Exercise aim: Return each line containing "Summa".

Entries:

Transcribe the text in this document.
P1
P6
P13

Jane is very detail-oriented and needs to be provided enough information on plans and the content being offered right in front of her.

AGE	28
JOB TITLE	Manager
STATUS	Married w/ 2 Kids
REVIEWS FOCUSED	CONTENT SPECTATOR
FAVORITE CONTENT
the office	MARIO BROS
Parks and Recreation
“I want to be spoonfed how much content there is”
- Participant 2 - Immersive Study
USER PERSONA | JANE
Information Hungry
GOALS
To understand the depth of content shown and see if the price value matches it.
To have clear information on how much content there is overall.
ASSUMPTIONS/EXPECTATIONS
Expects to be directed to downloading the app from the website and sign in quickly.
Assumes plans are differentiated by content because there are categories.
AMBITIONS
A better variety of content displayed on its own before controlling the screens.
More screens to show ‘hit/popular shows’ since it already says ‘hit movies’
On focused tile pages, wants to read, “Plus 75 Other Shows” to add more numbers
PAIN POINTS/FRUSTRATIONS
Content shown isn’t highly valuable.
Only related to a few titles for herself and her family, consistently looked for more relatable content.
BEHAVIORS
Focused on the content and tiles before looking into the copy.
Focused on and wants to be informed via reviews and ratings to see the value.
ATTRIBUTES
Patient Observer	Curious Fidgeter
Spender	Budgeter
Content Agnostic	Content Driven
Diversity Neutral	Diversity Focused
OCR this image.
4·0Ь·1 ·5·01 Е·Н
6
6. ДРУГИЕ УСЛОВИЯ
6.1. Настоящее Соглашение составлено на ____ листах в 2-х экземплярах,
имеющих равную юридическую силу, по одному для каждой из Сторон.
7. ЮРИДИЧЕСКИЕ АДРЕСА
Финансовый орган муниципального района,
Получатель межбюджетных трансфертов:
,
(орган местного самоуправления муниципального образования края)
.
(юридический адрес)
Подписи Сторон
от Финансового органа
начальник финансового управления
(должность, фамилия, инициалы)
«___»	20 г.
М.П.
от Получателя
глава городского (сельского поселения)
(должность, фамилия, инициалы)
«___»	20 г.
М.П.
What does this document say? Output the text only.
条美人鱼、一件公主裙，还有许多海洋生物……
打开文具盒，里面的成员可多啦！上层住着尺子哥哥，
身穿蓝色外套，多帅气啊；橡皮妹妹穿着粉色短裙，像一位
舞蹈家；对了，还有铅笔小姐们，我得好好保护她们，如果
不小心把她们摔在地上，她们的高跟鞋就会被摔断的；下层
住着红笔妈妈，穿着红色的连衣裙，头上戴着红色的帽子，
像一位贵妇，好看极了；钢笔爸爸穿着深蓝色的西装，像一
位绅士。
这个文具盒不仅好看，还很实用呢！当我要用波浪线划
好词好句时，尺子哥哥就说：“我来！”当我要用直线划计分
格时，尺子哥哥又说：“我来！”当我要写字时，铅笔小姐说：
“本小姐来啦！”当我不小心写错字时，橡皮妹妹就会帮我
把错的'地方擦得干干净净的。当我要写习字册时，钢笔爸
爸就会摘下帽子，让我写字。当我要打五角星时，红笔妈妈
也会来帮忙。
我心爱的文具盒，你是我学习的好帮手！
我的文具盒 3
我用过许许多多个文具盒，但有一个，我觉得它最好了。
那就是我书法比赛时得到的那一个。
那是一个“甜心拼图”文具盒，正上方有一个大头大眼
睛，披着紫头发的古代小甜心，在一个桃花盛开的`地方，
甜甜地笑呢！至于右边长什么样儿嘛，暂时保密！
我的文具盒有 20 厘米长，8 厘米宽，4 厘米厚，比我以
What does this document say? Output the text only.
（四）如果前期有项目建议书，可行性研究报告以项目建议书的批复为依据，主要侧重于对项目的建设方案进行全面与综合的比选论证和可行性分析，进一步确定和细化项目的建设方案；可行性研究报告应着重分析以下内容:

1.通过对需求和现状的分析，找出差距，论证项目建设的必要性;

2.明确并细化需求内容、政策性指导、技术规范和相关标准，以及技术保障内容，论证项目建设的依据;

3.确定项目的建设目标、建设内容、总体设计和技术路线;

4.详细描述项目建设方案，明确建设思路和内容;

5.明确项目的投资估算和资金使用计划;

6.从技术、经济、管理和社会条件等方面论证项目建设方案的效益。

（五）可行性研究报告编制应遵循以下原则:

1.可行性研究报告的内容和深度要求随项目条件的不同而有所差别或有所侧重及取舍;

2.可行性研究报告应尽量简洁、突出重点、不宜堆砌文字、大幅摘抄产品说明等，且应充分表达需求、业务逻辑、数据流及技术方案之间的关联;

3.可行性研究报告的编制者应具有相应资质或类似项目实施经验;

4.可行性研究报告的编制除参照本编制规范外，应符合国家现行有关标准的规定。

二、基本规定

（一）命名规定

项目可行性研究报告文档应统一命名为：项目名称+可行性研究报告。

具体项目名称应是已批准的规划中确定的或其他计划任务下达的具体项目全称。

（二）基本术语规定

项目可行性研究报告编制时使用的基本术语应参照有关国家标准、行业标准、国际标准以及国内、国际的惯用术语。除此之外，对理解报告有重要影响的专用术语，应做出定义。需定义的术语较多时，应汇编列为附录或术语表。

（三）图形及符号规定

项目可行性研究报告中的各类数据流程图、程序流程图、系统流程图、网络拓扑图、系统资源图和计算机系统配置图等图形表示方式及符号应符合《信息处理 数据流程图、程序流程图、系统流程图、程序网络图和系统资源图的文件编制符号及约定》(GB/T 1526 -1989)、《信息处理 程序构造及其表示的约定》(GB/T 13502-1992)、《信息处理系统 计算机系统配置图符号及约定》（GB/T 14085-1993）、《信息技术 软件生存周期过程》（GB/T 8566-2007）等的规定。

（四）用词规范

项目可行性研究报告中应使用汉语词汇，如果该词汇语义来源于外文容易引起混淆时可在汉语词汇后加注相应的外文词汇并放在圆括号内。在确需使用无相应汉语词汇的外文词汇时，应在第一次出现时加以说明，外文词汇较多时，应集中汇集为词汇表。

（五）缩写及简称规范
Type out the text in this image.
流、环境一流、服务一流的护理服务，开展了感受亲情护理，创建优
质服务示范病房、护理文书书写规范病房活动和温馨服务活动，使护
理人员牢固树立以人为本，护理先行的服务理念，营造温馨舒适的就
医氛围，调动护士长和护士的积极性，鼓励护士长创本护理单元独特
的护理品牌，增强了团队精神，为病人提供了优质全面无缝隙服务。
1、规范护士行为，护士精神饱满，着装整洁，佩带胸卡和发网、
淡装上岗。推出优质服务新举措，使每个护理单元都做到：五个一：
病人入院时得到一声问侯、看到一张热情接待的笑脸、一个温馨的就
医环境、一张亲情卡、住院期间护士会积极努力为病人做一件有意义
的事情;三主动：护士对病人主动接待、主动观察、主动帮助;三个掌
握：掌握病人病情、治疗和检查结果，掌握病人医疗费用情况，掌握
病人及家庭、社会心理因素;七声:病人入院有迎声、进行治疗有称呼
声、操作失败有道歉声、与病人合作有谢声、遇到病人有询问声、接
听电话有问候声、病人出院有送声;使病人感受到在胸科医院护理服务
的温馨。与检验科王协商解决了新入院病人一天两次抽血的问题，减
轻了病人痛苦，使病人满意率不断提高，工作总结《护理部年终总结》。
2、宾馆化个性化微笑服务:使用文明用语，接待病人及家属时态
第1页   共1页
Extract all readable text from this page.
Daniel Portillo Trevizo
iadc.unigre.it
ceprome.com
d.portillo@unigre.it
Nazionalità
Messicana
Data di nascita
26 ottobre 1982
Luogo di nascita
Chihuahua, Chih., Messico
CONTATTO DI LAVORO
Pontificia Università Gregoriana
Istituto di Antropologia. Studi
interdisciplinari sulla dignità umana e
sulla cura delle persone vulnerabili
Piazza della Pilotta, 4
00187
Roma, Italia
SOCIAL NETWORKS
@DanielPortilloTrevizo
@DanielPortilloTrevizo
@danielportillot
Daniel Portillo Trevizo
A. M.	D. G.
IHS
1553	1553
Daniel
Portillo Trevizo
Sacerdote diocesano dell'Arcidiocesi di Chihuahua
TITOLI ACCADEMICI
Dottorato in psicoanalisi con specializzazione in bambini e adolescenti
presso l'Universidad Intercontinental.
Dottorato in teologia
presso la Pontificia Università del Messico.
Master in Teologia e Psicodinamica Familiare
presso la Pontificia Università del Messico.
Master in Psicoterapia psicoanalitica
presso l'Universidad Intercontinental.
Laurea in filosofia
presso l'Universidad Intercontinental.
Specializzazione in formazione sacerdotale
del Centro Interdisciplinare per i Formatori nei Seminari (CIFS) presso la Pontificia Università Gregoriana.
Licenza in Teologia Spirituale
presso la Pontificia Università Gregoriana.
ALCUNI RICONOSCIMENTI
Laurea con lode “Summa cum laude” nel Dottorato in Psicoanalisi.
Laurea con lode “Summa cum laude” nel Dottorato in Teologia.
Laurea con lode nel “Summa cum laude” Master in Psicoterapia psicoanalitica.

Task answer:
Laurea con lode “Summa cum laude” nel Dottorato in Psicoanalisi.
Laurea con lode “Summa cum laude” nel Dottorato in Teologia.
Laurea con lode nel “Summa cum laude” Master in Psicoterapia psicoanalitica.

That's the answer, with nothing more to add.